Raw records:

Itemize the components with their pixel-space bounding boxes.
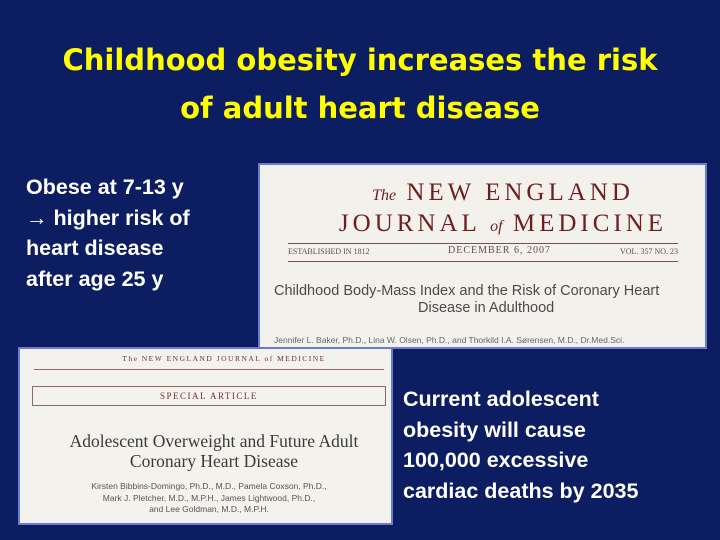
special-article-label: SPECIAL ARTICLE [32, 386, 386, 406]
right-text-line4: cardiac deaths by 2035 [403, 478, 639, 503]
article-title-1-line1: Childhood Body-Mass Index and the Risk o… [274, 283, 660, 299]
nejm-masthead-large: The NEW ENGLAND JOURNAL of MEDICINE [318, 179, 688, 241]
left-text-block: Obese at 7-13 y → higher risk of heart d… [26, 172, 262, 294]
article-authors-2: Kirsten Bibbins-Domingo, Ph.D., M.D., Pa… [44, 481, 374, 516]
article-title-2-line2: Coronary Heart Disease [129, 451, 299, 471]
masthead-rule-top [288, 243, 678, 244]
volume-number: VOL. 357 NO. 23 [620, 247, 678, 256]
article-title-2: Adolescent Overweight and Future Adult C… [44, 431, 384, 471]
article-authors-2-line3: and Lee Goldman, M.D., M.P.H. [149, 504, 269, 514]
masthead-rule [34, 369, 384, 370]
left-text-line1: Obese at 7-13 y [26, 175, 184, 199]
article-title-1: Childhood Body-Mass Index and the Risk o… [274, 283, 699, 317]
article-authors-2-line2: Mark J. Pletcher, M.D., M.P.H., James Li… [102, 492, 316, 503]
slide-title: Childhood obesity increases the risk of … [20, 36, 700, 132]
article-authors-1: Jennifer L. Baker, Ph.D., Lina W. Olsen,… [274, 335, 625, 345]
article-authors-2-line1: Kirsten Bibbins-Domingo, Ph.D., M.D., Pa… [91, 481, 327, 491]
nejm-masthead-small: The NEW ENGLAND JOURNAL of MEDICINE [122, 354, 326, 363]
nejm-article-clipping-1: The NEW ENGLAND JOURNAL of MEDICINE ESTA… [258, 163, 707, 349]
right-text-block: Current adolescent obesity will cause 10… [403, 384, 718, 506]
masthead-rule-bottom [288, 261, 678, 262]
slide-title-line2: of adult heart disease [180, 91, 540, 125]
slide-title-line1: Childhood obesity increases the risk [62, 43, 658, 77]
right-text-line1: Current adolescent [403, 387, 599, 411]
left-text-line3: heart disease [26, 236, 164, 260]
article-title-2-line1: Adolescent Overweight and Future Adult [69, 431, 359, 451]
right-text-line3: 100,000 excessive [403, 448, 589, 472]
issue-date: DECEMBER 6, 2007 [448, 245, 551, 256]
nejm-article-clipping-2: The NEW ENGLAND JOURNAL of MEDICINE SPEC… [18, 347, 393, 525]
masthead-medicine: MEDICINE [512, 210, 668, 237]
masthead-new-england: NEW ENGLAND [406, 179, 634, 206]
article-title-1-line2: Disease in Adulthood [418, 300, 555, 316]
left-text-line4: after age 25 y [26, 266, 164, 291]
masthead-the: The [372, 187, 397, 204]
left-text-line2: → higher risk of [26, 205, 190, 230]
right-text-line2: obesity will cause [403, 417, 586, 442]
established-text: ESTABLISHED IN 1812 [288, 247, 370, 256]
masthead-journal: JOURNAL [338, 210, 480, 237]
masthead-of: of [490, 218, 503, 235]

* PROBLEM TO SOLVE:
Locate every line above that contains the word "Current", and copy each one.

* REPLY:
right-text-block: Current adolescent obesity will cause 10… [403, 384, 718, 506]
right-text-line1: Current adolescent [403, 387, 599, 411]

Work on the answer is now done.